◆ TASK BRIEF
Here are some records; return them all exactly.
== DATA FOR THIS TASK ==
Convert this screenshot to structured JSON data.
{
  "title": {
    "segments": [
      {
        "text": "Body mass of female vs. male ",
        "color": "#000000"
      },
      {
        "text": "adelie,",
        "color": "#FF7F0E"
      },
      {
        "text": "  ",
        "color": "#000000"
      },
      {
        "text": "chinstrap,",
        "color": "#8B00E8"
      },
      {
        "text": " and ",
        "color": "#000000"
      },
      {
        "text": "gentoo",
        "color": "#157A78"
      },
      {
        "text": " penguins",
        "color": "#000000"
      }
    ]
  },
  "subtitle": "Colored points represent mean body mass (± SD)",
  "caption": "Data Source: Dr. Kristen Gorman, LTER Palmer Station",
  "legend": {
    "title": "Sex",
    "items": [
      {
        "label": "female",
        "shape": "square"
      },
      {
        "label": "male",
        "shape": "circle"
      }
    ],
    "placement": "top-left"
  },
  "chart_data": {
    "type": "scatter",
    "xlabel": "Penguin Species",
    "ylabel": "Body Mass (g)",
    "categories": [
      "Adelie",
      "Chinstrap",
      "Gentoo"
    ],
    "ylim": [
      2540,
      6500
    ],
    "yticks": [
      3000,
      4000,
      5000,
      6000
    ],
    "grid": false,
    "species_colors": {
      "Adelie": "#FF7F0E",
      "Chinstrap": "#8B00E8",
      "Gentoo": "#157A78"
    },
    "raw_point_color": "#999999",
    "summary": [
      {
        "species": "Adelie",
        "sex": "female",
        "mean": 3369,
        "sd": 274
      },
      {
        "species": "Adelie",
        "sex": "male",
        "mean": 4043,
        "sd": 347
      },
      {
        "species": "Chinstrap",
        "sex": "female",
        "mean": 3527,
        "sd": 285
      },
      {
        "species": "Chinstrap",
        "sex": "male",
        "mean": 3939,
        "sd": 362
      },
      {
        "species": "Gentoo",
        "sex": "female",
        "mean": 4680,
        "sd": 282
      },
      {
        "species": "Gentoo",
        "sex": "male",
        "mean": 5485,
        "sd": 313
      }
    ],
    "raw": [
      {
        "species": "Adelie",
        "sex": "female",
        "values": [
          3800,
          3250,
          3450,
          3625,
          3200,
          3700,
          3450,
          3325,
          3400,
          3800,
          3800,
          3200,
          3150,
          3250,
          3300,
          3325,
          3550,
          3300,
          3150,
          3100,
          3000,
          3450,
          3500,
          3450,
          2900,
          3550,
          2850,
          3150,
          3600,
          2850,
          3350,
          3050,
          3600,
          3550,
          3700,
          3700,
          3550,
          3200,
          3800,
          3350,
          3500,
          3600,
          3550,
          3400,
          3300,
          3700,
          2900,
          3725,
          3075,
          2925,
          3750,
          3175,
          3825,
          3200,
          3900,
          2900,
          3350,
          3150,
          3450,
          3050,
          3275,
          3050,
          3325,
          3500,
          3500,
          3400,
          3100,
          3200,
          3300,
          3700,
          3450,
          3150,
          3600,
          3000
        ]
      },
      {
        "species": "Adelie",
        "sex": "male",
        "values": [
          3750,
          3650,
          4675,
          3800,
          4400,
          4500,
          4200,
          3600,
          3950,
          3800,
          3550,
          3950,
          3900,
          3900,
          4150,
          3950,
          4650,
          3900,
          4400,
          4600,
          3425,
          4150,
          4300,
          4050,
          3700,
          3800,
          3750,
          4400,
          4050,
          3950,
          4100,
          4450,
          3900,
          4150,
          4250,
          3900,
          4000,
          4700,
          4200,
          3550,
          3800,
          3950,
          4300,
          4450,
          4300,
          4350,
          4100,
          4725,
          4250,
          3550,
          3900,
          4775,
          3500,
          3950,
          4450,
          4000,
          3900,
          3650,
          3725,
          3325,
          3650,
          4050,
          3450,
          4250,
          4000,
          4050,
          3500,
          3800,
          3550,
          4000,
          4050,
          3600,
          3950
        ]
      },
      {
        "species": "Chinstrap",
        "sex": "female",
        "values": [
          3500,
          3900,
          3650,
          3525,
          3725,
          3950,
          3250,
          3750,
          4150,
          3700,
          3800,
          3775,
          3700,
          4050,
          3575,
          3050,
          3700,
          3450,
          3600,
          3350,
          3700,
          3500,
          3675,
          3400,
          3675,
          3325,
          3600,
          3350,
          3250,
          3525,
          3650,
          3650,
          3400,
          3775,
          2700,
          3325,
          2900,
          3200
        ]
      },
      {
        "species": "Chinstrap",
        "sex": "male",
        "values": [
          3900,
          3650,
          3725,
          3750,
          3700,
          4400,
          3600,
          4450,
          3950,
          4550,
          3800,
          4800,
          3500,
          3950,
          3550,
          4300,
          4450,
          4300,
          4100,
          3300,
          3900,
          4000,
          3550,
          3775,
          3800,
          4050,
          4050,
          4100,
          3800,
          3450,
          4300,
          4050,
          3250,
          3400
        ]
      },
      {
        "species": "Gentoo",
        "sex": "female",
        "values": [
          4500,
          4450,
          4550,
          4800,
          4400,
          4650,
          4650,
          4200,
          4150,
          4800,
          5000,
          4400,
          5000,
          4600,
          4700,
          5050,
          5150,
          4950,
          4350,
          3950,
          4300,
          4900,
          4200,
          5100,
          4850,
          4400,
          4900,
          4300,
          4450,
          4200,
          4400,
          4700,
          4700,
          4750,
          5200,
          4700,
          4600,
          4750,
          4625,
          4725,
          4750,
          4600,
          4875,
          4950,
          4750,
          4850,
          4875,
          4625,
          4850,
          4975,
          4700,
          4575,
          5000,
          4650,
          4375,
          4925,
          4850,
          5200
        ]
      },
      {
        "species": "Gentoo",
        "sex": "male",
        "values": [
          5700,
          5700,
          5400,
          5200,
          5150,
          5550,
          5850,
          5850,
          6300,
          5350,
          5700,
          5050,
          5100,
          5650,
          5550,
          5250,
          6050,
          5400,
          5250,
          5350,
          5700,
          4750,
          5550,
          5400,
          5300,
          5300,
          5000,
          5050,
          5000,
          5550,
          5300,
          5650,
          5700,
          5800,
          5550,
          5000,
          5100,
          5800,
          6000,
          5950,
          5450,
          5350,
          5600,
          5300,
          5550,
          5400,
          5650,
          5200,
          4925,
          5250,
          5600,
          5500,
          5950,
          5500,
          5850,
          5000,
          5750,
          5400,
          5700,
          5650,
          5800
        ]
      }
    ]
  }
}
===
◆ TASK ANSWER
Convert this screenshot to structured JSON data.
{
  "title": {
    "segments": [
      {
        "text": "Body mass of female vs. male ",
        "color": "#000000"
      },
      {
        "text": "adelie,",
        "color": "#FF7F0E"
      },
      {
        "text": "  ",
        "color": "#000000"
      },
      {
        "text": "chinstrap,",
        "color": "#8B00E8"
      },
      {
        "text": " and ",
        "color": "#000000"
      },
      {
        "text": "gentoo",
        "color": "#157A78"
      },
      {
        "text": " penguins",
        "color": "#000000"
      }
    ]
  },
  "subtitle": "Colored points represent mean body mass (± SD)",
  "caption": "Data Source: Dr. Kristen Gorman, LTER Palmer Station",
  "legend": {
    "title": "Sex",
    "items": [
      {
        "label": "female",
        "shape": "square"
      },
      {
        "label": "male",
        "shape": "circle"
      }
    ],
    "placement": "top-left"
  },
  "chart_data": {
    "type": "scatter",
    "xlabel": "Penguin Species",
    "ylabel": "Body Mass (g)",
    "categories": [
      "Adelie",
      "Chinstrap",
      "Gentoo"
    ],
    "ylim": [
      2540,
      6500
    ],
    "yticks": [
      3000,
      4000,
      5000,
      6000
    ],
    "grid": false,
    "species_colors": {
      "Adelie": "#FF7F0E",
      "Chinstrap": "#8B00E8",
      "Gentoo": "#157A78"
    },
    "raw_point_color": "#999999",
    "summary": [
      {
        "species": "Adelie",
        "sex": "female",
        "mean": 3369,
        "sd": 274
      },
      {
        "species": "Adelie",
        "sex": "male",
        "mean": 4043,
        "sd": 347
      },
      {
        "species": "Chinstrap",
        "sex": "female",
        "mean": 3527,
        "sd": 285
      },
      {
        "species": "Chinstrap",
        "sex": "male",
        "mean": 3939,
        "sd": 362
      },
      {
        "species": "Gentoo",
        "sex": "female",
        "mean": 4680,
        "sd": 282
      },
      {
        "species": "Gentoo",
        "sex": "male",
        "mean": 5485,
        "sd": 313
      }
    ],
    "raw": [
      {
        "species": "Adelie",
        "sex": "female",
        "values": [
          3800,
          3250,
          3450,
          3625,
          3200,
          3700,
          3450,
          3325,
          3400,
          3800,
          3800,
          3200,
          3150,
          3250,
          3300,
          3325,
          3550,
          3300,
          3150,
          3100,
          3000,
          3450,
          3500,
          3450,
          2900,
          3550,
          2850,
          3150,
          3600,
          2850,
          3350,
          3050,
          3600,
          3550,
          3700,
          3700,
          3550,
          3200,
          3800,
          3350,
          3500,
          3600,
          3550,
          3400,
          3300,
          3700,
          2900,
          3725,
          3075,
          2925,
          3750,
          3175,
          3825,
          3200,
          3900,
          2900,
          3350,
          3150,
          3450,
          3050,
          3275,
          3050,
          3325,
          3500,
          3500,
          3400,
          3100,
          3200,
          3300,
          3700,
          3450,
          3150,
          3600,
          3000
        ]
      },
      {
        "species": "Adelie",
        "sex": "male",
        "values": [
          3750,
          3650,
          4675,
          3800,
          4400,
          4500,
          4200,
          3600,
          3950,
          3800,
          3550,
          3950,
          3900,
          3900,
          4150,
          3950,
          4650,
          3900,
          4400,
          4600,
          3425,
          4150,
          4300,
          4050,
          3700,
          3800,
          3750,
          4400,
          4050,
          3950,
          4100,
          4450,
          3900,
          4150,
          4250,
          3900,
          4000,
          4700,
          4200,
          3550,
          3800,
          3950,
          4300,
          4450,
          4300,
          4350,
          4100,
          4725,
          4250,
          3550,
          3900,
          4775,
          3500,
          3950,
          4450,
          4000,
          3900,
          3650,
          3725,
          3325,
          3650,
          4050,
          3450,
          4250,
          4000,
          4050,
          3500,
          3800,
          3550,
          4000,
          4050,
          3600,
          3950
        ]
      },
      {
        "species": "Chinstrap",
        "sex": "female",
        "values": [
          3500,
          3900,
          3650,
          3525,
          3725,
          3950,
          3250,
          3750,
          4150,
          3700,
          3800,
          3775,
          3700,
          4050,
          3575,
          3050,
          3700,
          3450,
          3600,
          3350,
          3700,
          3500,
          3675,
          3400,
          3675,
          3325,
          3600,
          3350,
          3250,
          3525,
          3650,
          3650,
          3400,
          3775,
          2700,
          3325,
          2900,
          3200
        ]
      },
      {
        "species": "Chinstrap",
        "sex": "male",
        "values": [
          3900,
          3650,
          3725,
          3750,
          3700,
          4400,
          3600,
          4450,
          3950,
          4550,
          3800,
          4800,
          3500,
          3950,
          3550,
          4300,
          4450,
          4300,
          4100,
          3300,
          3900,
          4000,
          3550,
          3775,
          3800,
          4050,
          4050,
          4100,
          3800,
          3450,
          4300,
          4050,
          3250,
          3400
        ]
      },
      {
        "species": "Gentoo",
        "sex": "female",
        "values": [
          4500,
          4450,
          4550,
          4800,
          4400,
          4650,
          4650,
          4200,
          4150,
          4800,
          5000,
          4400,
          5000,
          4600,
          4700,
          5050,
          5150,
          4950,
          4350,
          3950,
          4300,
          4900,
          4200,
          5100,
          4850,
          4400,
          4900,
          4300,
          4450,
          4200,
          4400,
          4700,
          4700,
          4750,
          5200,
          4700,
          4600,
          4750,
          4625,
          4725,
          4750,
          4600,
          4875,
          4950,
          4750,
          4850,
          4875,
          4625,
          4850,
          4975,
          4700,
          4575,
          5000,
          4650,
          4375,
          4925,
          4850,
          5200
        ]
      },
      {
        "species": "Gentoo",
        "sex": "male",
        "values": [
          5700,
          5700,
          5400,
          5200,
          5150,
          5550,
          5850,
          5850,
          6300,
          5350,
          5700,
          5050,
          5100,
          5650,
          5550,
          5250,
          6050,
          5400,
          5250,
          5350,
          5700,
          4750,
          5550,
          5400,
          5300,
          5300,
          5000,
          5050,
          5000,
          5550,
          5300,
          5650,
          5700,
          5800,
          5550,
          5000,
          5100,
          5800,
          6000,
          5950,
          5450,
          5350,
          5600,
          5300,
          5550,
          5400,
          5650,
          5200,
          4925,
          5250,
          5600,
          5500,
          5950,
          5500,
          5850,
          5000,
          5750,
          5400,
          5700,
          5650,
          5800
        ]
      }
    ]
  }
}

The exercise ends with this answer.